Element location data:
--------------------------------

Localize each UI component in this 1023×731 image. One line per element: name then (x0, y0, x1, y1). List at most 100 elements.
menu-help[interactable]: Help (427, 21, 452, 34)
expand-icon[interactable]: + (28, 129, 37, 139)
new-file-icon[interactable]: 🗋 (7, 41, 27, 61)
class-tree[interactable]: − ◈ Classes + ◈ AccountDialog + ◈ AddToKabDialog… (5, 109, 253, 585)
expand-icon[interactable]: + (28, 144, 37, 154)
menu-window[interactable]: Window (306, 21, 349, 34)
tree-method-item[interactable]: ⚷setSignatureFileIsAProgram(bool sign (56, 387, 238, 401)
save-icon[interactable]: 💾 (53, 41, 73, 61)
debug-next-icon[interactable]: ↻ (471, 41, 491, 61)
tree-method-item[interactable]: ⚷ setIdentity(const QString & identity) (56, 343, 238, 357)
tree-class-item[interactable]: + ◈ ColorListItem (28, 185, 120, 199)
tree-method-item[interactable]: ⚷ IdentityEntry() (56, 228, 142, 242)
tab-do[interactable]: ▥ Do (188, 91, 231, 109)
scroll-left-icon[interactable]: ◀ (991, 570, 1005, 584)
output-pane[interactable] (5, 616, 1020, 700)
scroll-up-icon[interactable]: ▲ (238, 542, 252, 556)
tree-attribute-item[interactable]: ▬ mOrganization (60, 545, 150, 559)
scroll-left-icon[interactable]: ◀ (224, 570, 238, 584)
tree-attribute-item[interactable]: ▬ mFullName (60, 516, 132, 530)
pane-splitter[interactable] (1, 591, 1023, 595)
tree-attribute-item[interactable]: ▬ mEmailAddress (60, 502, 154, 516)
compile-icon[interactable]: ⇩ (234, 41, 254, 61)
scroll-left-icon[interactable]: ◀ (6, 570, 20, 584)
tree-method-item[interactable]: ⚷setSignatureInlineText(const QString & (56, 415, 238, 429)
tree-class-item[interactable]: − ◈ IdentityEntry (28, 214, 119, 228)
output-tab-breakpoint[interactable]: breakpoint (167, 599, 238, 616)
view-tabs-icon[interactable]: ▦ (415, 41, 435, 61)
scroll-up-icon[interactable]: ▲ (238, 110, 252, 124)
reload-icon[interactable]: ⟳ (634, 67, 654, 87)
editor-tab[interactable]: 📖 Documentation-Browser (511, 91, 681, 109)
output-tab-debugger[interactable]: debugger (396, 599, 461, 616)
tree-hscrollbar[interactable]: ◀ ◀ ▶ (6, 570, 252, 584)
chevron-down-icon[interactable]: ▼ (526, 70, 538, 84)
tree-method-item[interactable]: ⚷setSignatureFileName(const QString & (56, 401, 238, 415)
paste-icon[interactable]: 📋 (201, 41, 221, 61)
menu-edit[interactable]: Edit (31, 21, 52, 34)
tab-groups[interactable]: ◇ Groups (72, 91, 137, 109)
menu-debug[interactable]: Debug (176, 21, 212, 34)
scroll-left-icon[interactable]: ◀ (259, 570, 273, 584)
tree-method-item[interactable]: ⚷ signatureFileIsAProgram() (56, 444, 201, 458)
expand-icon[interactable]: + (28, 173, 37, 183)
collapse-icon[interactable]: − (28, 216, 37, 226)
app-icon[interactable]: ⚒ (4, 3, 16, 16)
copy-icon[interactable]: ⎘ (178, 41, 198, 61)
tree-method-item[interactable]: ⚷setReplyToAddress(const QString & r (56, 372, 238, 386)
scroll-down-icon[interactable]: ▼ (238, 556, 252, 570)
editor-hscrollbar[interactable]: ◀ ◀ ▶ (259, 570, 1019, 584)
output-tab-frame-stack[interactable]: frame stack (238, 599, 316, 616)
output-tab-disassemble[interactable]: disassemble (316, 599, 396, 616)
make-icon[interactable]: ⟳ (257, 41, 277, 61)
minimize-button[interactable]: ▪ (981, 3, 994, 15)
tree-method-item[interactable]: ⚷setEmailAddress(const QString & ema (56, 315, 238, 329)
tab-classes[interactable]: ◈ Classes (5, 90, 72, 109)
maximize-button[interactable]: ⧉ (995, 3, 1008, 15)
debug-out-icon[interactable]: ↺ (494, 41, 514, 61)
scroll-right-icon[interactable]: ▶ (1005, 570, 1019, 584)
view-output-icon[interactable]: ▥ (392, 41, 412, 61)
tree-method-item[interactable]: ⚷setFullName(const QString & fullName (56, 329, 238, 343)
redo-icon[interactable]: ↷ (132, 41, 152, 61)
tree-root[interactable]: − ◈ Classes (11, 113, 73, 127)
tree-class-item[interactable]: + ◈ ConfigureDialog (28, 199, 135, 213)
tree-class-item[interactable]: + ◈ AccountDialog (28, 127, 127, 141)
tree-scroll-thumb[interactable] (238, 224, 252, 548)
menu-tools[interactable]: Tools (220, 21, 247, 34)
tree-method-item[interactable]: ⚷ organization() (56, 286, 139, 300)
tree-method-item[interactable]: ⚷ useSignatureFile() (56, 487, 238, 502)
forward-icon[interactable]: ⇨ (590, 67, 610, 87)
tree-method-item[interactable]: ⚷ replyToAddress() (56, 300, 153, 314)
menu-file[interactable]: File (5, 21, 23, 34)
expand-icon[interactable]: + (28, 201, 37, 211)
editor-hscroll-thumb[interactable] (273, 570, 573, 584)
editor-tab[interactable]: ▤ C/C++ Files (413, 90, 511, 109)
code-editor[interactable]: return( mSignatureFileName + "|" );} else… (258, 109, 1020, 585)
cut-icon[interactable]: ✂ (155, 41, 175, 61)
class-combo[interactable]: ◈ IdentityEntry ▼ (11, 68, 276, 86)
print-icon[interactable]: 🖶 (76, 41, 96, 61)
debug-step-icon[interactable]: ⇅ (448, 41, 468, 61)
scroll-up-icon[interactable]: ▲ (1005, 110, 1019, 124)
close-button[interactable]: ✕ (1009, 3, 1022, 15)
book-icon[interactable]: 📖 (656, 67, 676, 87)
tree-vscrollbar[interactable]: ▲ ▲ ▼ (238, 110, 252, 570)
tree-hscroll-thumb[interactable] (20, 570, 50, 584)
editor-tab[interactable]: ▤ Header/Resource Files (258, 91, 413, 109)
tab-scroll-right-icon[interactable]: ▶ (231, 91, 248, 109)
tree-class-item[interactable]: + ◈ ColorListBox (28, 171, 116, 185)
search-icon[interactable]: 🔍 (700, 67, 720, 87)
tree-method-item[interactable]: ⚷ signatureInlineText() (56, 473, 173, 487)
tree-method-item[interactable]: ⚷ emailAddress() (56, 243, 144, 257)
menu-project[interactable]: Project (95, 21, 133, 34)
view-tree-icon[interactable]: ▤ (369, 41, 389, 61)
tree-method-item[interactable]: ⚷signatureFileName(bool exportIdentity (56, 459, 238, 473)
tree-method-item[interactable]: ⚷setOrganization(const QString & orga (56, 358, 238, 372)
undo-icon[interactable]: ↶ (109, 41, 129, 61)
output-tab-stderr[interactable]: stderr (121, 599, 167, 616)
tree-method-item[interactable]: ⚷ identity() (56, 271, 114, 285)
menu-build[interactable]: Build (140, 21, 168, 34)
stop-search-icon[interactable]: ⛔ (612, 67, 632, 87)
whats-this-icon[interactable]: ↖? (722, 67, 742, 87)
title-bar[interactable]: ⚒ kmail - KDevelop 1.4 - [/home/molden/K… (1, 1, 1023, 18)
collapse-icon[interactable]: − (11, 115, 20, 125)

--------------------------------

◆ WHAT YOU HAVE TO DO: Copy the data above line for line, with no changes.

◆ EXERCISE RESPONSE:
Localize each UI component in this 1023×731 image. One line per element: name then (x0, y0, x1, y1). List at most 100 elements.
menu-help[interactable]: Help (427, 21, 452, 34)
expand-icon[interactable]: + (28, 129, 37, 139)
new-file-icon[interactable]: 🗋 (7, 41, 27, 61)
class-tree[interactable]: − ◈ Classes + ◈ AccountDialog + ◈ AddToKabDialog… (5, 109, 253, 585)
expand-icon[interactable]: + (28, 144, 37, 154)
menu-window[interactable]: Window (306, 21, 349, 34)
tree-method-item[interactable]: ⚷setSignatureFileIsAProgram(bool sign (56, 387, 238, 401)
save-icon[interactable]: 💾 (53, 41, 73, 61)
debug-next-icon[interactable]: ↻ (471, 41, 491, 61)
tree-method-item[interactable]: ⚷ setIdentity(const QString & identity) (56, 343, 238, 357)
tree-class-item[interactable]: + ◈ ColorListItem (28, 185, 120, 199)
tree-method-item[interactable]: ⚷ IdentityEntry() (56, 228, 142, 242)
tab-do[interactable]: ▥ Do (188, 91, 231, 109)
scroll-left-icon[interactable]: ◀ (991, 570, 1005, 584)
output-pane[interactable] (5, 616, 1020, 700)
scroll-up-icon[interactable]: ▲ (238, 542, 252, 556)
tree-attribute-item[interactable]: ▬ mOrganization (60, 545, 150, 559)
scroll-left-icon[interactable]: ◀ (224, 570, 238, 584)
tree-attribute-item[interactable]: ▬ mFullName (60, 516, 132, 530)
pane-splitter[interactable] (1, 591, 1023, 595)
tree-attribute-item[interactable]: ▬ mEmailAddress (60, 502, 154, 516)
compile-icon[interactable]: ⇩ (234, 41, 254, 61)
scroll-left-icon[interactable]: ◀ (6, 570, 20, 584)
tree-method-item[interactable]: ⚷setSignatureInlineText(const QString & (56, 415, 238, 429)
tree-class-item[interactable]: − ◈ IdentityEntry (28, 214, 119, 228)
output-tab-breakpoint[interactable]: breakpoint (167, 599, 238, 616)
view-tabs-icon[interactable]: ▦ (415, 41, 435, 61)
scroll-up-icon[interactable]: ▲ (238, 110, 252, 124)
reload-icon[interactable]: ⟳ (634, 67, 654, 87)
editor-tab[interactable]: 📖 Documentation-Browser (511, 91, 681, 109)
output-tab-debugger[interactable]: debugger (396, 599, 461, 616)
tree-hscrollbar[interactable]: ◀ ◀ ▶ (6, 570, 252, 584)
chevron-down-icon[interactable]: ▼ (526, 70, 538, 84)
tree-method-item[interactable]: ⚷setSignatureFileName(const QString & (56, 401, 238, 415)
paste-icon[interactable]: 📋 (201, 41, 221, 61)
menu-edit[interactable]: Edit (31, 21, 52, 34)
tab-groups[interactable]: ◇ Groups (72, 91, 137, 109)
menu-debug[interactable]: Debug (176, 21, 212, 34)
scroll-left-icon[interactable]: ◀ (259, 570, 273, 584)
tree-method-item[interactable]: ⚷ signatureFileIsAProgram() (56, 444, 201, 458)
expand-icon[interactable]: + (28, 173, 37, 183)
collapse-icon[interactable]: − (28, 216, 37, 226)
app-icon[interactable]: ⚒ (4, 3, 16, 16)
copy-icon[interactable]: ⎘ (178, 41, 198, 61)
tree-method-item[interactable]: ⚷setReplyToAddress(const QString & r (56, 372, 238, 386)
scroll-down-icon[interactable]: ▼ (238, 556, 252, 570)
editor-hscrollbar[interactable]: ◀ ◀ ▶ (259, 570, 1019, 584)
output-tab-frame-stack[interactable]: frame stack (238, 599, 316, 616)
output-tab-disassemble[interactable]: disassemble (316, 599, 396, 616)
make-icon[interactable]: ⟳ (257, 41, 277, 61)
minimize-button[interactable]: ▪ (981, 3, 994, 15)
tree-method-item[interactable]: ⚷setEmailAddress(const QString & ema (56, 315, 238, 329)
tab-classes[interactable]: ◈ Classes (5, 90, 72, 109)
maximize-button[interactable]: ⧉ (995, 3, 1008, 15)
debug-out-icon[interactable]: ↺ (494, 41, 514, 61)
scroll-right-icon[interactable]: ▶ (1005, 570, 1019, 584)
view-output-icon[interactable]: ▥ (392, 41, 412, 61)
tree-method-item[interactable]: ⚷setFullName(const QString & fullName (56, 329, 238, 343)
redo-icon[interactable]: ↷ (132, 41, 152, 61)
tree-root[interactable]: − ◈ Classes (11, 113, 73, 127)
tree-class-item[interactable]: + ◈ ConfigureDialog (28, 199, 135, 213)
tree-class-item[interactable]: + ◈ AccountDialog (28, 127, 127, 141)
tree-scroll-thumb[interactable] (238, 224, 252, 548)
menu-tools[interactable]: Tools (220, 21, 247, 34)
tree-method-item[interactable]: ⚷ organization() (56, 286, 139, 300)
tree-method-item[interactable]: ⚷ useSignatureFile() (56, 487, 238, 502)
forward-icon[interactable]: ⇨ (590, 67, 610, 87)
tree-method-item[interactable]: ⚷ replyToAddress() (56, 300, 153, 314)
menu-file[interactable]: File (5, 21, 23, 34)
expand-icon[interactable]: + (28, 201, 37, 211)
editor-hscroll-thumb[interactable] (273, 570, 573, 584)
editor-tab[interactable]: ▤ C/C++ Files (413, 90, 511, 109)
code-editor[interactable]: return( mSignatureFileName + "|" );} else… (258, 109, 1020, 585)
cut-icon[interactable]: ✂ (155, 41, 175, 61)
class-combo[interactable]: ◈ IdentityEntry ▼ (11, 68, 276, 86)
print-icon[interactable]: 🖶 (76, 41, 96, 61)
debug-step-icon[interactable]: ⇅ (448, 41, 468, 61)
scroll-up-icon[interactable]: ▲ (1005, 110, 1019, 124)
close-button[interactable]: ✕ (1009, 3, 1022, 15)
book-icon[interactable]: 📖 (656, 67, 676, 87)
tree-vscrollbar[interactable]: ▲ ▲ ▼ (238, 110, 252, 570)
tree-hscroll-thumb[interactable] (20, 570, 50, 584)
editor-tab[interactable]: ▤ Header/Resource Files (258, 91, 413, 109)
tab-scroll-right-icon[interactable]: ▶ (231, 91, 248, 109)
tree-class-item[interactable]: + ◈ ColorListBox (28, 171, 116, 185)
search-icon[interactable]: 🔍 (700, 67, 720, 87)
tree-method-item[interactable]: ⚷ signatureInlineText() (56, 473, 173, 487)
tree-method-item[interactable]: ⚷ emailAddress() (56, 243, 144, 257)
menu-project[interactable]: Project (95, 21, 133, 34)
view-tree-icon[interactable]: ▤ (369, 41, 389, 61)
tree-method-item[interactable]: ⚷signatureFileName(bool exportIdentity (56, 459, 238, 473)
tree-method-item[interactable]: ⚷setOrganization(const QString & orga (56, 358, 238, 372)
undo-icon[interactable]: ↶ (109, 41, 129, 61)
output-tab-stderr[interactable]: stderr (121, 599, 167, 616)
tree-method-item[interactable]: ⚷ identity() (56, 271, 114, 285)
menu-build[interactable]: Build (140, 21, 168, 34)
stop-search-icon[interactable]: ⛔ (612, 67, 632, 87)
whats-this-icon[interactable]: ↖? (722, 67, 742, 87)
title-bar[interactable]: ⚒ kmail - KDevelop 1.4 - [/home/molden/K… (1, 1, 1023, 18)
collapse-icon[interactable]: − (11, 115, 20, 125)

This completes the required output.